» Given problem: Search the material for the string "ylabel" and copy each line where it occurs.

════════

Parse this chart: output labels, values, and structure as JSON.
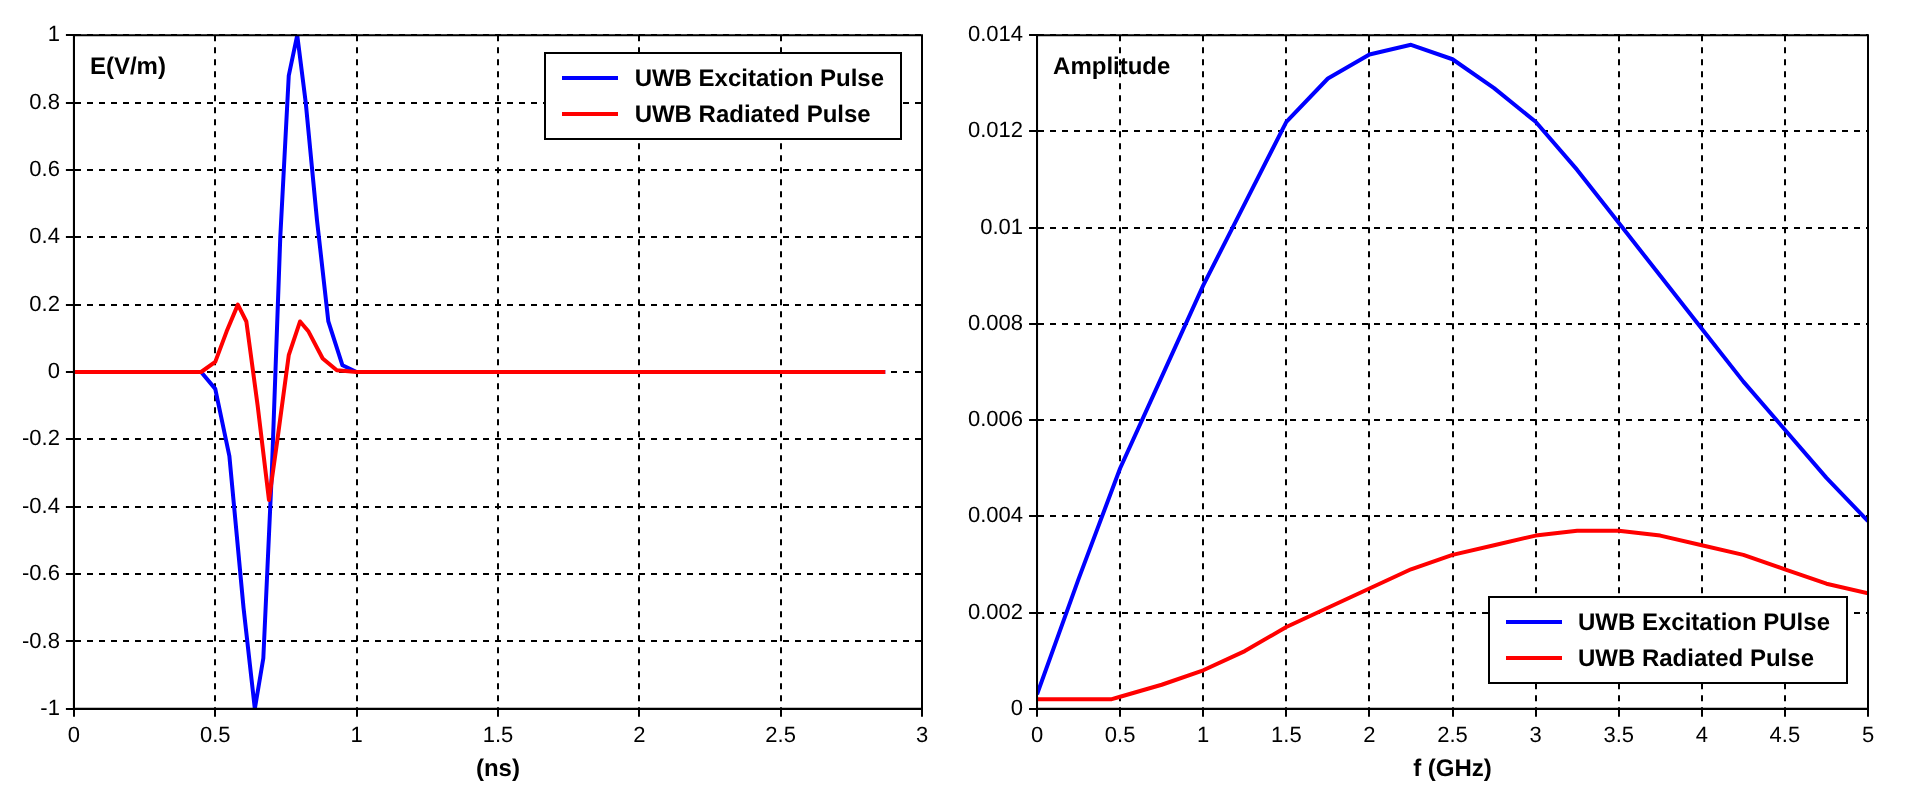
{
  "chart_data": [
    {
      "type": "line",
      "ylabel": "E(V/m)",
      "xlabel": "(ns)",
      "xlim": [
        0,
        3
      ],
      "xticks": [
        0,
        0.5,
        1,
        1.5,
        2,
        2.5,
        3
      ],
      "ylim": [
        -1,
        1
      ],
      "yticks": [
        -1,
        -0.8,
        -0.6,
        -0.4,
        -0.2,
        0,
        0.2,
        0.4,
        0.6,
        0.8,
        1
      ],
      "grid": true,
      "legend": "top right",
      "line_style": "solid",
      "series": [
        {
          "name": "UWB Excitation Pulse",
          "color": "#0000ff",
          "x": [
            0,
            0.45,
            0.5,
            0.55,
            0.6,
            0.64,
            0.67,
            0.7,
            0.73,
            0.76,
            0.79,
            0.82,
            0.86,
            0.9,
            0.95,
            1.0,
            2.87
          ],
          "values": [
            0,
            0,
            -0.05,
            -0.25,
            -0.7,
            -1,
            -0.85,
            -0.3,
            0.4,
            0.88,
            1.0,
            0.8,
            0.45,
            0.15,
            0.02,
            0,
            0
          ]
        },
        {
          "name": "UWB Radiated Pulse",
          "color": "#ff0000",
          "x": [
            0,
            0.45,
            0.5,
            0.54,
            0.58,
            0.61,
            0.65,
            0.69,
            0.72,
            0.76,
            0.8,
            0.83,
            0.88,
            0.93,
            1.0,
            2.87
          ],
          "values": [
            0,
            0,
            0.03,
            0.12,
            0.2,
            0.15,
            -0.1,
            -0.38,
            -0.2,
            0.05,
            0.15,
            0.12,
            0.04,
            0.005,
            0,
            0
          ]
        }
      ]
    },
    {
      "type": "line",
      "ylabel": "Amplitude",
      "xlabel": "f (GHz)",
      "xlim": [
        0,
        5
      ],
      "xticks": [
        0,
        0.5,
        1,
        1.5,
        2,
        2.5,
        3,
        3.5,
        4,
        4.5,
        5
      ],
      "ylim": [
        0,
        0.014
      ],
      "yticks": [
        0,
        0.002,
        0.004,
        0.006,
        0.008,
        0.01,
        0.012,
        0.014
      ],
      "grid": true,
      "legend": "bottom right",
      "line_style": "solid",
      "series": [
        {
          "name": "UWB Excitation PUlse",
          "color": "#0000ff",
          "x": [
            0,
            0.25,
            0.5,
            0.75,
            1,
            1.25,
            1.5,
            1.75,
            2,
            2.25,
            2.5,
            2.75,
            3,
            3.25,
            3.5,
            3.75,
            4,
            4.25,
            4.5,
            4.75,
            5
          ],
          "values": [
            0.0003,
            0.0027,
            0.005,
            0.0069,
            0.0088,
            0.0105,
            0.0122,
            0.0131,
            0.0136,
            0.0138,
            0.0135,
            0.0129,
            0.0122,
            0.0112,
            0.0101,
            0.009,
            0.0079,
            0.0068,
            0.0058,
            0.0048,
            0.0039
          ]
        },
        {
          "name": "UWB Radiated Pulse",
          "color": "#ff0000",
          "x": [
            0,
            0.45,
            0.5,
            0.75,
            1,
            1.25,
            1.5,
            1.75,
            2,
            2.25,
            2.5,
            2.75,
            3,
            3.25,
            3.5,
            3.75,
            4,
            4.25,
            4.5,
            4.75,
            5
          ],
          "values": [
            0.0002,
            0.0002,
            0.00025,
            0.0005,
            0.0008,
            0.0012,
            0.0017,
            0.0021,
            0.0025,
            0.0029,
            0.0032,
            0.0034,
            0.0036,
            0.0037,
            0.0037,
            0.0036,
            0.0034,
            0.0032,
            0.0029,
            0.0026,
            0.0024
          ]
        }
      ]
    }
  ]
}
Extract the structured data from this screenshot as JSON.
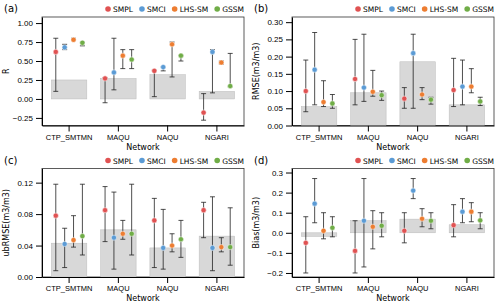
{
  "chart_data": [
    {
      "type": "bar",
      "title": "(a)",
      "x_label": "Network",
      "y_label": "R",
      "categories": [
        "CTP_SMTMN",
        "MAQU",
        "NAQU",
        "NGARI"
      ],
      "ylim": [
        -0.35,
        1.08
      ],
      "yticks": [
        {
          "value": -0.25,
          "label": "−0.25"
        },
        {
          "value": 0.0,
          "label": "0.00"
        },
        0.25,
        {
          "value": 0.5,
          "label": "0.50"
        },
        0.75,
        {
          "value": 1.0,
          "label": "1.00"
        }
      ],
      "legend": "upper right",
      "series": [
        {
          "type": "bar",
          "color": "#d8d8d8",
          "values": [
            0.25,
            0.27,
            0.32,
            0.1
          ]
        },
        {
          "name": "SMPL",
          "type": "scatter",
          "color": "#e05252",
          "values": [
            0.62,
            0.27,
            0.37,
            -0.18
          ],
          "error_low": [
            0.1,
            -0.05,
            0.03,
            -0.28
          ],
          "error_high": [
            0.8,
            0.28,
            0.38,
            0.07
          ]
        },
        {
          "name": "SMCI",
          "type": "scatter",
          "color": "#5b9bd5",
          "values": [
            0.68,
            0.35,
            0.42,
            0.62
          ],
          "error_low": [
            0.65,
            0.12,
            0.37,
            0.08
          ],
          "error_high": [
            0.72,
            0.8,
            0.42,
            0.65
          ]
        },
        {
          "name": "LHS-SM",
          "type": "scatter",
          "color": "#ed7d31",
          "values": [
            0.78,
            0.57,
            0.72,
            0.48
          ],
          "error_low": [
            0.77,
            0.4,
            0.29,
            0.46
          ],
          "error_high": [
            0.8,
            0.65,
            0.75,
            0.5
          ]
        },
        {
          "name": "GSSM",
          "type": "scatter",
          "color": "#70ad47",
          "values": [
            0.74,
            0.52,
            0.57,
            0.17
          ],
          "error_low": [
            0.7,
            0.4,
            0.5,
            0.16
          ],
          "error_high": [
            0.75,
            0.65,
            0.57,
            0.6
          ]
        }
      ]
    },
    {
      "type": "bar",
      "title": "(b)",
      "x_label": "Network",
      "y_label": "RMSE(m3/m3)",
      "categories": [
        "CTP_SMTMN",
        "MAQU",
        "NAQU",
        "NGARI"
      ],
      "ylim": [
        0.0,
        0.315
      ],
      "yticks": [
        {
          "value": 0.0,
          "label": "0.00"
        },
        0.05,
        {
          "value": 0.1,
          "label": "0.10"
        },
        0.15,
        {
          "value": 0.2,
          "label": "0.20"
        },
        0.25,
        {
          "value": 0.3,
          "label": "0.30"
        }
      ],
      "legend": "upper right",
      "series": [
        {
          "type": "bar",
          "color": "#d8d8d8",
          "values": [
            0.055,
            0.095,
            0.185,
            0.06
          ]
        },
        {
          "name": "SMPL",
          "type": "scatter",
          "color": "#e05252",
          "values": [
            0.1,
            0.135,
            0.078,
            0.103
          ],
          "error_low": [
            0.04,
            0.06,
            0.05,
            0.055
          ],
          "error_high": [
            0.19,
            0.25,
            0.11,
            0.195
          ]
        },
        {
          "name": "SMCI",
          "type": "scatter",
          "color": "#5b9bd5",
          "values": [
            0.162,
            0.11,
            0.21,
            0.113
          ],
          "error_low": [
            0.06,
            0.07,
            0.05,
            0.06
          ],
          "error_high": [
            0.27,
            0.265,
            0.265,
            0.19
          ]
        },
        {
          "name": "LHS-SM",
          "type": "scatter",
          "color": "#ed7d31",
          "values": [
            0.068,
            0.098,
            0.09,
            0.113
          ],
          "error_low": [
            0.055,
            0.085,
            0.075,
            0.095
          ],
          "error_high": [
            0.13,
            0.16,
            0.11,
            0.165
          ]
        },
        {
          "name": "GSSM",
          "type": "scatter",
          "color": "#70ad47",
          "values": [
            0.064,
            0.088,
            0.075,
            0.07
          ],
          "error_low": [
            0.05,
            0.073,
            0.062,
            0.058
          ],
          "error_high": [
            0.09,
            0.1,
            0.082,
            0.082
          ]
        }
      ]
    },
    {
      "type": "bar",
      "title": "(c)",
      "x_label": "Network",
      "y_label": "ubRMSE(m3/m3)",
      "categories": [
        "CTP_SMTMN",
        "MAQU",
        "NAQU",
        "NGARI"
      ],
      "ylim": [
        0.0,
        0.138
      ],
      "yticks": [
        {
          "value": 0.0,
          "label": "0.00"
        },
        0.04,
        0.08,
        0.12
      ],
      "legend": "upper right",
      "series": [
        {
          "type": "bar",
          "color": "#d8d8d8",
          "values": [
            0.043,
            0.06,
            0.037,
            0.052
          ]
        },
        {
          "name": "SMPL",
          "type": "scatter",
          "color": "#e05252",
          "values": [
            0.078,
            0.085,
            0.072,
            0.085
          ],
          "error_low": [
            0.008,
            0.045,
            0.012,
            0.05
          ],
          "error_high": [
            0.118,
            0.115,
            0.1,
            0.095
          ]
        },
        {
          "name": "SMCI",
          "type": "scatter",
          "color": "#5b9bd5",
          "values": [
            0.042,
            0.05,
            0.037,
            0.037
          ],
          "error_low": [
            0.012,
            0.01,
            0.01,
            0.008
          ],
          "error_high": [
            0.062,
            0.108,
            0.086,
            0.102
          ]
        },
        {
          "name": "LHS-SM",
          "type": "scatter",
          "color": "#ed7d31",
          "values": [
            0.047,
            0.055,
            0.04,
            0.038
          ],
          "error_low": [
            0.038,
            0.048,
            0.032,
            0.032
          ],
          "error_high": [
            0.078,
            0.072,
            0.055,
            0.05
          ]
        },
        {
          "name": "GSSM",
          "type": "scatter",
          "color": "#70ad47",
          "values": [
            0.052,
            0.055,
            0.048,
            0.038
          ],
          "error_low": [
            0.028,
            0.028,
            0.025,
            0.015
          ],
          "error_high": [
            0.118,
            0.118,
            0.072,
            0.088
          ]
        }
      ]
    },
    {
      "type": "bar",
      "title": "(d)",
      "x_label": "Network",
      "y_label": "Bias(m3/m3)",
      "categories": [
        "CTP_SMTMN",
        "MAQU",
        "NAQU",
        "NGARI"
      ],
      "ylim": [
        -0.22,
        0.32
      ],
      "yticks": [
        {
          "value": -0.2,
          "label": "−0.2"
        },
        {
          "value": -0.1,
          "label": "−0.1"
        },
        {
          "value": 0.0,
          "label": "0.0"
        },
        0.1,
        0.2,
        0.3
      ],
      "legend": "upper right",
      "series": [
        {
          "type": "bar",
          "color": "#d8d8d8",
          "values": [
            -0.018,
            0.06,
            0.068,
            0.04
          ]
        },
        {
          "name": "SMPL",
          "type": "scatter",
          "color": "#e05252",
          "values": [
            -0.05,
            -0.09,
            0.01,
            0.038
          ],
          "error_low": [
            -0.2,
            -0.2,
            -0.05,
            -0.02
          ],
          "error_high": [
            0.08,
            0.06,
            0.1,
            0.14
          ]
        },
        {
          "name": "SMCI",
          "type": "scatter",
          "color": "#5b9bd5",
          "values": [
            0.145,
            0.06,
            0.21,
            0.105
          ],
          "error_low": [
            0.05,
            -0.17,
            0.17,
            0.05
          ],
          "error_high": [
            0.27,
            0.27,
            0.27,
            0.17
          ]
        },
        {
          "name": "LHS-SM",
          "type": "scatter",
          "color": "#ed7d31",
          "values": [
            0.01,
            0.03,
            0.07,
            0.105
          ],
          "error_low": [
            -0.03,
            -0.08,
            0.03,
            0.055
          ],
          "error_high": [
            0.1,
            0.11,
            0.12,
            0.15
          ]
        },
        {
          "name": "GSSM",
          "type": "scatter",
          "color": "#70ad47",
          "values": [
            0.025,
            0.035,
            0.06,
            0.062
          ],
          "error_low": [
            -0.02,
            -0.02,
            0.02,
            0.02
          ],
          "error_high": [
            0.08,
            0.1,
            0.1,
            0.1
          ]
        }
      ]
    }
  ]
}
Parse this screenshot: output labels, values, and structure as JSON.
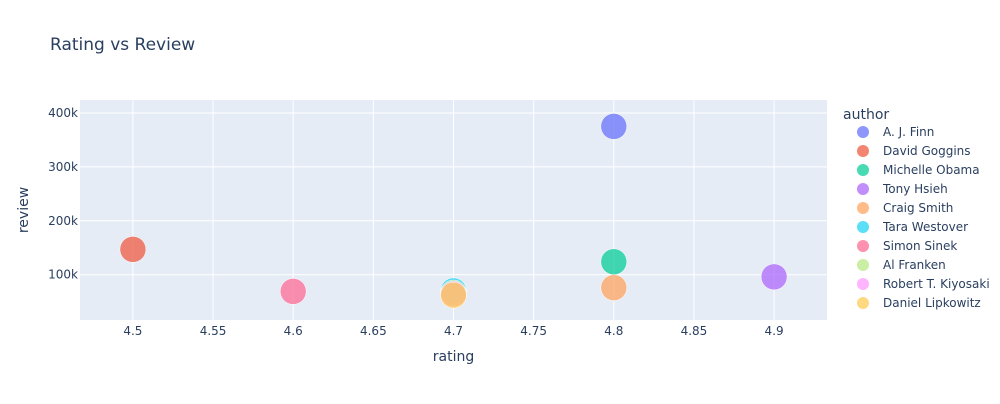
{
  "chart_data": {
    "type": "scatter",
    "title": "Rating vs Review",
    "xlabel": "rating",
    "ylabel": "review",
    "xlim": [
      4.467,
      4.933
    ],
    "ylim": [
      16000,
      424000
    ],
    "xticks": [
      4.5,
      4.55,
      4.6,
      4.65,
      4.7,
      4.75,
      4.8,
      4.85,
      4.9
    ],
    "xtick_labels": [
      "4.5",
      "4.55",
      "4.6",
      "4.65",
      "4.7",
      "4.75",
      "4.8",
      "4.85",
      "4.9"
    ],
    "yticks": [
      100000,
      200000,
      300000,
      400000
    ],
    "ytick_labels": [
      "100k",
      "200k",
      "300k",
      "400k"
    ],
    "grid": true,
    "legend_title": "author",
    "legend_position": "right",
    "series": [
      {
        "name": "A. J. Finn",
        "color": "#636efa",
        "points": [
          {
            "x": 4.8,
            "y": 375000
          }
        ]
      },
      {
        "name": "David Goggins",
        "color": "#EF553B",
        "points": [
          {
            "x": 4.5,
            "y": 147000
          }
        ]
      },
      {
        "name": "Michelle Obama",
        "color": "#00cc96",
        "points": [
          {
            "x": 4.8,
            "y": 124000
          }
        ]
      },
      {
        "name": "Tony Hsieh",
        "color": "#ab63fa",
        "points": [
          {
            "x": 4.9,
            "y": 96000
          }
        ]
      },
      {
        "name": "Craig Smith",
        "color": "#FFA15A",
        "points": [
          {
            "x": 4.8,
            "y": 76000
          }
        ]
      },
      {
        "name": "Tara Westover",
        "color": "#19d3f3",
        "points": [
          {
            "x": 4.7,
            "y": 70000
          }
        ]
      },
      {
        "name": "Simon Sinek",
        "color": "#FF6692",
        "points": [
          {
            "x": 4.6,
            "y": 69000
          }
        ]
      },
      {
        "name": "Al Franken",
        "color": "#B6E880",
        "points": [
          {
            "x": 4.7,
            "y": 66000
          }
        ]
      },
      {
        "name": "Robert T. Kiyosaki",
        "color": "#FF97FF",
        "points": [
          {
            "x": 4.7,
            "y": 64000
          }
        ]
      },
      {
        "name": "Daniel Lipkowitz",
        "color": "#FECB52",
        "points": [
          {
            "x": 4.7,
            "y": 62000
          }
        ]
      }
    ]
  }
}
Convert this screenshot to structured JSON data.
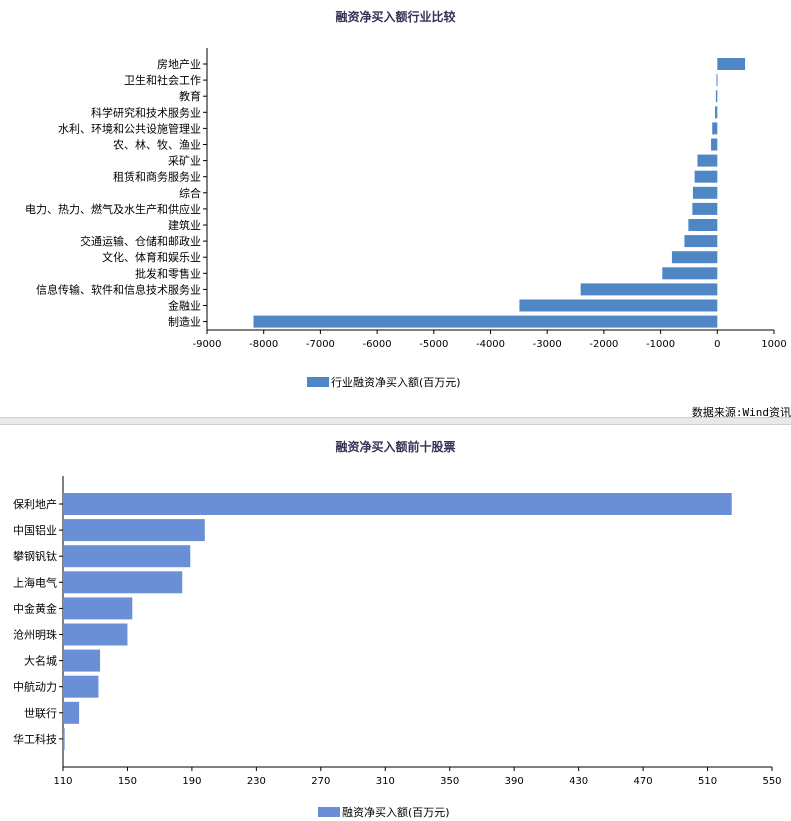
{
  "source_label": "数据来源:Wind资讯",
  "chart_data": [
    {
      "type": "bar",
      "orientation": "horizontal",
      "title": "融资净买入额行业比较",
      "categories": [
        "房地产业",
        "卫生和社会工作",
        "教育",
        "科学研究和技术服务业",
        "水利、环境和公共设施管理业",
        "农、林、牧、渔业",
        "采矿业",
        "租赁和商务服务业",
        "综合",
        "电力、热力、燃气及水生产和供应业",
        "建筑业",
        "交通运输、仓储和邮政业",
        "文化、体育和娱乐业",
        "批发和零售业",
        "信息传输、软件和信息技术服务业",
        "金融业",
        "制造业"
      ],
      "series": [
        {
          "name": "行业融资净买入额(百万元)",
          "values": [
            490,
            -15,
            -25,
            -40,
            -90,
            -110,
            -350,
            -400,
            -430,
            -440,
            -510,
            -580,
            -800,
            -970,
            -2410,
            -3490,
            -8180
          ]
        }
      ],
      "xlim": [
        -9000,
        1000
      ],
      "xticks": [
        "-9000",
        "-8000",
        "-7000",
        "-6000",
        "-5000",
        "-4000",
        "-3000",
        "-2000",
        "-1000",
        "0",
        "1000"
      ],
      "color": "#4f86c6",
      "legend_position": "bottom"
    },
    {
      "type": "bar",
      "orientation": "horizontal",
      "title": "融资净买入额前十股票",
      "categories": [
        "保利地产",
        "中国铝业",
        "攀钢钒钛",
        "上海电气",
        "中金黄金",
        "沧州明珠",
        "大名城",
        "中航动力",
        "世联行",
        "华工科技"
      ],
      "series": [
        {
          "name": "融资净买入额(百万元)",
          "values": [
            525,
            198,
            189,
            184,
            153,
            150,
            133,
            132,
            120,
            111
          ]
        }
      ],
      "xlim": [
        110,
        550
      ],
      "xticks": [
        "110",
        "150",
        "190",
        "230",
        "270",
        "310",
        "350",
        "390",
        "430",
        "470",
        "510",
        "550"
      ],
      "color": "#6a8fd6",
      "legend_position": "bottom"
    }
  ]
}
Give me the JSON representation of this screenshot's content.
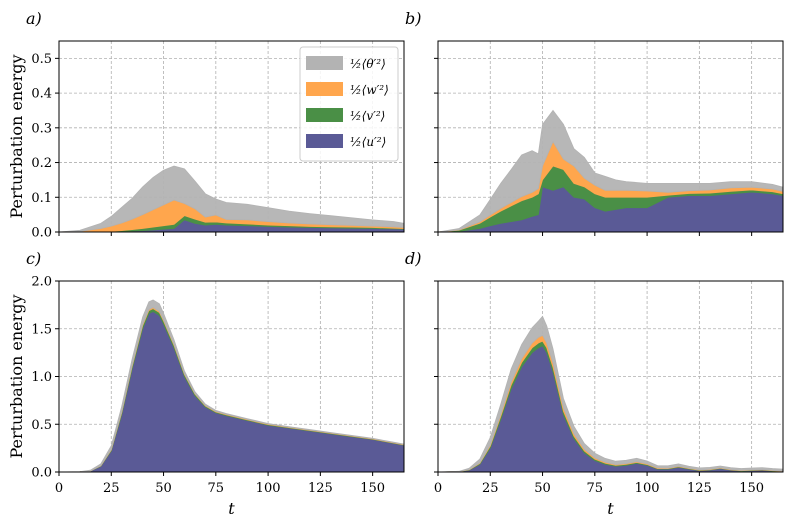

════════

» Answer to the problem:
      "ylabel": "E(V/m)",
      "ylabel": "Amplitude",
    "ylabel": "review",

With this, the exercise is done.